> [Input records]:
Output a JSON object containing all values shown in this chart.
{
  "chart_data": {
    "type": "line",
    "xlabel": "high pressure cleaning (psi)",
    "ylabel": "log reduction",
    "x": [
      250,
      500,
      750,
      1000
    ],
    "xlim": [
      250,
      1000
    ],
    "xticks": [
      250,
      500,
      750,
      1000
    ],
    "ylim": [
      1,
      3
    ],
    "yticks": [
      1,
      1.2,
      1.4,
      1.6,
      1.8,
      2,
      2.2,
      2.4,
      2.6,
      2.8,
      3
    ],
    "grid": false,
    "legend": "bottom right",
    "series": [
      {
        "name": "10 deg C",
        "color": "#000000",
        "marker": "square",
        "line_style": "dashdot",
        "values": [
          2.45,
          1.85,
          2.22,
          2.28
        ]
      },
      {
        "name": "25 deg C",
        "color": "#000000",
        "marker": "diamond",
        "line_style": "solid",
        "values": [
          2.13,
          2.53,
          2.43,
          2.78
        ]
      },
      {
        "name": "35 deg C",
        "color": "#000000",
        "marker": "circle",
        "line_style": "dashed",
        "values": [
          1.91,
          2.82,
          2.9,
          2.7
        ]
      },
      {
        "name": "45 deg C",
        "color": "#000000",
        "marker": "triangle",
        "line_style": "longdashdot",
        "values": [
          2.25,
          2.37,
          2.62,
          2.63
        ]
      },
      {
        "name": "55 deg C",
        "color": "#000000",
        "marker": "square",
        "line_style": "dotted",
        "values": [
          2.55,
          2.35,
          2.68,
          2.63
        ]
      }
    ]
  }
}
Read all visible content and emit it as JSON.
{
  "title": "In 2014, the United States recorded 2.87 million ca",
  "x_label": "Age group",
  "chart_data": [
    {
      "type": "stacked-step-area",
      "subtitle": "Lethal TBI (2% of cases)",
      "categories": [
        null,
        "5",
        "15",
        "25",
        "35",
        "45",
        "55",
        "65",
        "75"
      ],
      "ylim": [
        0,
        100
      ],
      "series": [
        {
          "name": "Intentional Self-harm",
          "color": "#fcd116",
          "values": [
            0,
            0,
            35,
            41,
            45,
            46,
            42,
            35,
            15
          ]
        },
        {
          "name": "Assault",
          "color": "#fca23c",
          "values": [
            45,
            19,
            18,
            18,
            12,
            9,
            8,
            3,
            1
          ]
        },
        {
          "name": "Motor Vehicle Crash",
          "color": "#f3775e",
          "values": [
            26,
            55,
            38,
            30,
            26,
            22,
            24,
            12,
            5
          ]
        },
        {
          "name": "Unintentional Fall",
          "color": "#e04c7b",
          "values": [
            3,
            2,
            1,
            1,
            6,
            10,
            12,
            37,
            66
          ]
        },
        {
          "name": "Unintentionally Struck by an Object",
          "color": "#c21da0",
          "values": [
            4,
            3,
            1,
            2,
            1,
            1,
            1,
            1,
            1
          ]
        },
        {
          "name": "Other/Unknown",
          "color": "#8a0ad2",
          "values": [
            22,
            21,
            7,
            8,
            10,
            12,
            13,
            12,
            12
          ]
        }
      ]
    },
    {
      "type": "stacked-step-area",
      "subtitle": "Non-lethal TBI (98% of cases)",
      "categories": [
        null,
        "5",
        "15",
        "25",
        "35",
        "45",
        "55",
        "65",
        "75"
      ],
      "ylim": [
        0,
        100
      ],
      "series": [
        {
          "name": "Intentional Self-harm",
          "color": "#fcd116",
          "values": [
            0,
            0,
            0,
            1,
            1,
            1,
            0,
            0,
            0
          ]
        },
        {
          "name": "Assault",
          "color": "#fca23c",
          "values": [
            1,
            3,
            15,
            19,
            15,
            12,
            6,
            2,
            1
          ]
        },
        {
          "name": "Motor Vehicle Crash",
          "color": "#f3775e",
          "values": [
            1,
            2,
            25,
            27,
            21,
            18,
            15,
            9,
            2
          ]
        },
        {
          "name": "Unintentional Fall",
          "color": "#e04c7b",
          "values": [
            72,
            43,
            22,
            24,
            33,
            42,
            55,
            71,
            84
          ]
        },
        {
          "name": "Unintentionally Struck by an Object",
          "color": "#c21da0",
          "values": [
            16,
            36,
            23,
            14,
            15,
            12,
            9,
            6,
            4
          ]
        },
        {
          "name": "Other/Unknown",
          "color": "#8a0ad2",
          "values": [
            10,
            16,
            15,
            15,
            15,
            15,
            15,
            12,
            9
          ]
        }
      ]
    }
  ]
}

> [Task instructions]: Print the listing above in its entirety, with every line exact.

> [Result of the task]:
Output a JSON object containing all values shown in this chart.
{
  "chart_data": {
    "type": "line",
    "xlabel": "high pressure cleaning (psi)",
    "ylabel": "log reduction",
    "x": [
      250,
      500,
      750,
      1000
    ],
    "xlim": [
      250,
      1000
    ],
    "xticks": [
      250,
      500,
      750,
      1000
    ],
    "ylim": [
      1,
      3
    ],
    "yticks": [
      1,
      1.2,
      1.4,
      1.6,
      1.8,
      2,
      2.2,
      2.4,
      2.6,
      2.8,
      3
    ],
    "grid": false,
    "legend": "bottom right",
    "series": [
      {
        "name": "10 deg C",
        "color": "#000000",
        "marker": "square",
        "line_style": "dashdot",
        "values": [
          2.45,
          1.85,
          2.22,
          2.28
        ]
      },
      {
        "name": "25 deg C",
        "color": "#000000",
        "marker": "diamond",
        "line_style": "solid",
        "values": [
          2.13,
          2.53,
          2.43,
          2.78
        ]
      },
      {
        "name": "35 deg C",
        "color": "#000000",
        "marker": "circle",
        "line_style": "dashed",
        "values": [
          1.91,
          2.82,
          2.9,
          2.7
        ]
      },
      {
        "name": "45 deg C",
        "color": "#000000",
        "marker": "triangle",
        "line_style": "longdashdot",
        "values": [
          2.25,
          2.37,
          2.62,
          2.63
        ]
      },
      {
        "name": "55 deg C",
        "color": "#000000",
        "marker": "square",
        "line_style": "dotted",
        "values": [
          2.55,
          2.35,
          2.68,
          2.63
        ]
      }
    ]
  }
}
Read all visible content and emit it as JSON.
{
  "title": "In 2014, the United States recorded 2.87 million ca",
  "x_label": "Age group",
  "chart_data": [
    {
      "type": "stacked-step-area",
      "subtitle": "Lethal TBI (2% of cases)",
      "categories": [
        null,
        "5",
        "15",
        "25",
        "35",
        "45",
        "55",
        "65",
        "75"
      ],
      "ylim": [
        0,
        100
      ],
      "series": [
        {
          "name": "Intentional Self-harm",
          "color": "#fcd116",
          "values": [
            0,
            0,
            35,
            41,
            45,
            46,
            42,
            35,
            15
          ]
        },
        {
          "name": "Assault",
          "color": "#fca23c",
          "values": [
            45,
            19,
            18,
            18,
            12,
            9,
            8,
            3,
            1
          ]
        },
        {
          "name": "Motor Vehicle Crash",
          "color": "#f3775e",
          "values": [
            26,
            55,
            38,
            30,
            26,
            22,
            24,
            12,
            5
          ]
        },
        {
          "name": "Unintentional Fall",
          "color": "#e04c7b",
          "values": [
            3,
            2,
            1,
            1,
            6,
            10,
            12,
            37,
            66
          ]
        },
        {
          "name": "Unintentionally Struck by an Object",
          "color": "#c21da0",
          "values": [
            4,
            3,
            1,
            2,
            1,
            1,
            1,
            1,
            1
          ]
        },
        {
          "name": "Other/Unknown",
          "color": "#8a0ad2",
          "values": [
            22,
            21,
            7,
            8,
            10,
            12,
            13,
            12,
            12
          ]
        }
      ]
    },
    {
      "type": "stacked-step-area",
      "subtitle": "Non-lethal TBI (98% of cases)",
      "categories": [
        null,
        "5",
        "15",
        "25",
        "35",
        "45",
        "55",
        "65",
        "75"
      ],
      "ylim": [
        0,
        100
      ],
      "series": [
        {
          "name": "Intentional Self-harm",
          "color": "#fcd116",
          "values": [
            0,
            0,
            0,
            1,
            1,
            1,
            0,
            0,
            0
          ]
        },
        {
          "name": "Assault",
          "color": "#fca23c",
          "values": [
            1,
            3,
            15,
            19,
            15,
            12,
            6,
            2,
            1
          ]
        },
        {
          "name": "Motor Vehicle Crash",
          "color": "#f3775e",
          "values": [
            1,
            2,
            25,
            27,
            21,
            18,
            15,
            9,
            2
          ]
        },
        {
          "name": "Unintentional Fall",
          "color": "#e04c7b",
          "values": [
            72,
            43,
            22,
            24,
            33,
            42,
            55,
            71,
            84
          ]
        },
        {
          "name": "Unintentionally Struck by an Object",
          "color": "#c21da0",
          "values": [
            16,
            36,
            23,
            14,
            15,
            12,
            9,
            6,
            4
          ]
        },
        {
          "name": "Other/Unknown",
          "color": "#8a0ad2",
          "values": [
            10,
            16,
            15,
            15,
            15,
            15,
            15,
            12,
            9
          ]
        }
      ]
    }
  ]
}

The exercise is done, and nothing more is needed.